++++ RECORDED DATA

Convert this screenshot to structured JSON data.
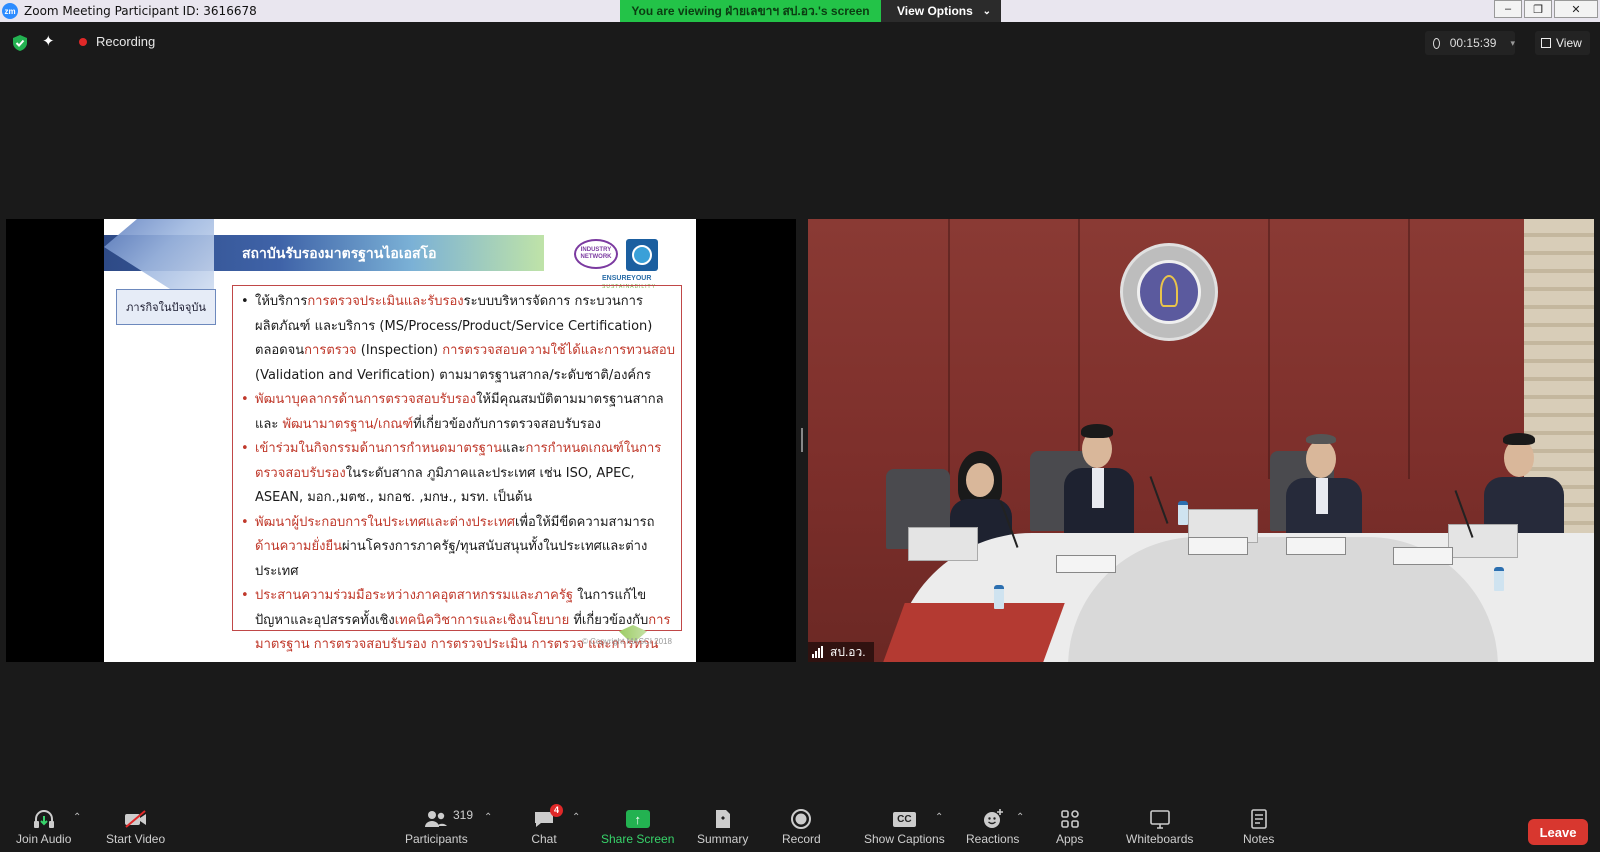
{
  "window": {
    "title": "Zoom Meeting Participant ID: 3616678",
    "logo_text": "zm",
    "viewing_banner": "You are viewing ฝ่ายเลขาฯ สป.อว.'s screen",
    "view_options_label": "View Options"
  },
  "topbar": {
    "recording_label": "Recording",
    "timer": "00:15:39",
    "view_label": "View"
  },
  "slide": {
    "title": "สถาบันรับรองมาตรฐานไอเอสโอ",
    "logo1_text": "INDUSTRY NETWORK",
    "ensure_text": "ENSUREYOUR",
    "sustainability_text": "SUSTAINABILITY",
    "side_label": "ภารกิจในปัจจุบัน",
    "copyright": "© Copyright MASCI 2018",
    "bullets": [
      {
        "segments": [
          {
            "text": "ให้บริการ",
            "red": false
          },
          {
            "text": "การตรวจประเมินและรับรอง",
            "red": true
          },
          {
            "text": "ระบบบริหารจัดการ กระบวนการ ผลิตภัณฑ์ และบริการ (MS/Process/Product/Service Certification) ตลอดจน",
            "red": false
          },
          {
            "text": "การตรวจ",
            "red": true
          },
          {
            "text": " (Inspection) ",
            "red": false
          },
          {
            "text": "การตรวจสอบความใช้ได้และการทวนสอบ",
            "red": true
          },
          {
            "text": " (Validation and Verification) ตามมาตรฐานสากล/ระดับชาติ/องค์กร",
            "red": false
          }
        ],
        "red_bullet": false
      },
      {
        "segments": [
          {
            "text": "พัฒนาบุคลากรด้านการตรวจสอบรับรอง",
            "red": true
          },
          {
            "text": "ให้มีคุณสมบัติตามมาตรฐานสากล และ ",
            "red": false
          },
          {
            "text": "พัฒนามาตรฐาน/เกณฑ์",
            "red": true
          },
          {
            "text": "ที่เกี่ยวข้องกับการตรวจสอบรับรอง",
            "red": false
          }
        ],
        "red_bullet": true
      },
      {
        "segments": [
          {
            "text": "เข้าร่วมในกิจกรรมด้านการกำหนดมาตรฐาน",
            "red": true
          },
          {
            "text": "และ",
            "red": false
          },
          {
            "text": "การกำหนดเกณฑ์ในการตรวจสอบรับรอง",
            "red": true
          },
          {
            "text": "ในระดับสากล ภูมิภาคและประเทศ เช่น ISO, APEC, ASEAN, มอก.,มตช., มกอช. ,มกษ., มรท. เป็นต้น",
            "red": false
          }
        ],
        "red_bullet": true
      },
      {
        "segments": [
          {
            "text": "พัฒนาผู้ประกอบการในประเทศและต่างประเทศ",
            "red": true
          },
          {
            "text": "เพื่อให้มีขีดความสามารถ",
            "red": false
          },
          {
            "text": "ด้านความยั่งยืน",
            "red": true
          },
          {
            "text": "ผ่านโครงการภาครัฐ/ทุนสนับสนุนทั้งในประเทศและต่างประเทศ",
            "red": false
          }
        ],
        "red_bullet": true
      },
      {
        "segments": [
          {
            "text": "ประสานความร่วมมือระหว่างภาคอุตสาหกรรมและภาครัฐ",
            "red": true
          },
          {
            "text": " ในการแก้ไขปัญหาและอุปสรรคทั้งเชิง",
            "red": false
          },
          {
            "text": "เทคนิควิชาการและเชิงนโยบาย",
            "red": true
          },
          {
            "text": " ที่เกี่ยวข้องกับ",
            "red": false
          },
          {
            "text": "การมาตรฐาน การตรวจสอบรับรอง การตรวจประเมิน การตรวจ และการทวนสอบ",
            "red": true
          }
        ],
        "red_bullet": true
      }
    ]
  },
  "video": {
    "participant_name": "สป.อว."
  },
  "toolbar": {
    "join_audio": "Join Audio",
    "start_video": "Start Video",
    "participants": "Participants",
    "participants_count": "319",
    "chat": "Chat",
    "chat_badge": "4",
    "share_screen": "Share Screen",
    "summary": "Summary",
    "record": "Record",
    "show_captions": "Show Captions",
    "cc_icon_text": "CC",
    "reactions": "Reactions",
    "apps": "Apps",
    "whiteboards": "Whiteboards",
    "notes": "Notes",
    "leave": "Leave"
  },
  "colors": {
    "share_green": "#23b251",
    "leave_red": "#d8372f",
    "slide_red_text": "#c0392b"
  }
}
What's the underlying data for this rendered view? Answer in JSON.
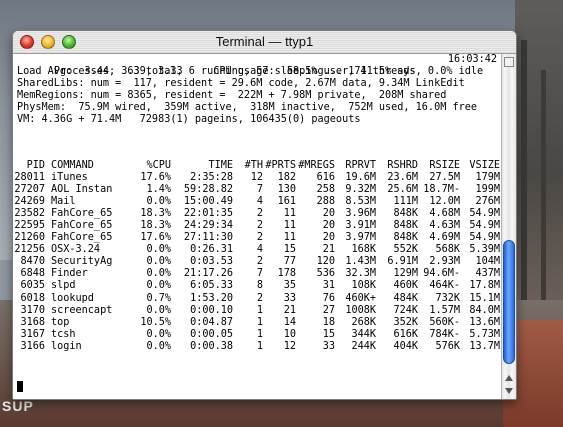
{
  "window": {
    "title": "Terminal — ttyp1"
  },
  "header": {
    "processes": "Processes:  63 total, 6 running, 57 sleeping... 171 threads",
    "time": "16:03:42",
    "load": "Load Avg:  3.44, 3.39, 3.33     CPU usage:  58.5% user, 41.5% sys, 0.0% idle",
    "shared_libs": "SharedLibs: num =  117, resident = 29.6M code, 2.67M data, 9.34M LinkEdit",
    "mem_regions": "MemRegions: num = 8365, resident =  222M + 7.98M private,  208M shared",
    "phys_mem": "PhysMem:  75.9M wired,  359M active,  318M inactive,  752M used, 16.0M free",
    "vm": "VM: 4.36G + 71.4M   72983(1) pageins, 106435(0) pageouts"
  },
  "table": {
    "columns": [
      "PID",
      "COMMAND",
      "%CPU",
      "TIME",
      "#TH",
      "#PRTS",
      "#MREGS",
      "RPRVT",
      "RSHRD",
      "RSIZE",
      "VSIZE"
    ],
    "rows": [
      [
        "28011",
        "iTunes",
        "17.6%",
        "2:35:28",
        "12",
        "182",
        "616",
        "19.6M",
        "23.6M",
        "27.5M",
        "179M"
      ],
      [
        "27207",
        "AOL Instan",
        "1.4%",
        "59:28.82",
        "7",
        "130",
        "258",
        "9.32M",
        "25.6M",
        "18.7M-",
        "199M"
      ],
      [
        "24269",
        "Mail",
        "0.0%",
        "15:00.49",
        "4",
        "161",
        "288",
        "8.53M",
        "111M",
        "12.0M",
        "276M"
      ],
      [
        "23582",
        "FahCore_65",
        "18.3%",
        "22:01:35",
        "2",
        "11",
        "20",
        "3.96M",
        "848K",
        "4.68M",
        "54.9M"
      ],
      [
        "22595",
        "FahCore_65",
        "18.3%",
        "24:29:34",
        "2",
        "11",
        "20",
        "3.91M",
        "848K",
        "4.63M",
        "54.9M"
      ],
      [
        "21260",
        "FahCore_65",
        "17.6%",
        "27:11:30",
        "2",
        "11",
        "20",
        "3.97M",
        "848K",
        "4.69M",
        "54.9M"
      ],
      [
        "21256",
        "OSX-3.24",
        "0.0%",
        "0:26.31",
        "4",
        "15",
        "21",
        "168K",
        "552K",
        "568K",
        "5.39M"
      ],
      [
        "8470",
        "SecurityAg",
        "0.0%",
        "0:03.53",
        "2",
        "77",
        "120",
        "1.43M",
        "6.91M",
        "2.93M",
        "104M"
      ],
      [
        "6848",
        "Finder",
        "0.0%",
        "21:17.26",
        "7",
        "178",
        "536",
        "32.3M",
        "129M",
        "94.6M-",
        "437M"
      ],
      [
        "6035",
        "slpd",
        "0.0%",
        "6:05.33",
        "8",
        "35",
        "31",
        "108K",
        "460K",
        "464K-",
        "17.8M"
      ],
      [
        "6018",
        "lookupd",
        "0.7%",
        "1:53.20",
        "2",
        "33",
        "76",
        "460K+",
        "484K",
        "732K",
        "15.1M"
      ],
      [
        "3170",
        "screencapt",
        "0.0%",
        "0:00.10",
        "1",
        "21",
        "27",
        "1008K",
        "724K",
        "1.57M",
        "84.0M"
      ],
      [
        "3168",
        "top",
        "10.5%",
        "0:04.87",
        "1",
        "14",
        "18",
        "268K",
        "352K",
        "560K-",
        "13.6M"
      ],
      [
        "3167",
        "tcsh",
        "0.0%",
        "0:00.05",
        "1",
        "10",
        "15",
        "344K",
        "616K",
        "784K-",
        "5.73M"
      ],
      [
        "3166",
        "login",
        "0.0%",
        "0:00.38",
        "1",
        "12",
        "33",
        "244K",
        "404K",
        "576K",
        "13.7M"
      ]
    ]
  },
  "desktop": {
    "sign_text": "SUP"
  },
  "colors": {
    "scroll_thumb": "#2a6ae0",
    "close": "#e0352a",
    "minimize": "#f0b526",
    "zoom": "#48b82a"
  }
}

++++++++

WORK TO BE COMPLETED =>
Scan the material above. Copy each line that holds the word "this".

ANSWER TO THE TASK =>
Convert this screenshot to structured JSON data.
What's the underlying data for this rendered view? Answer in JSON.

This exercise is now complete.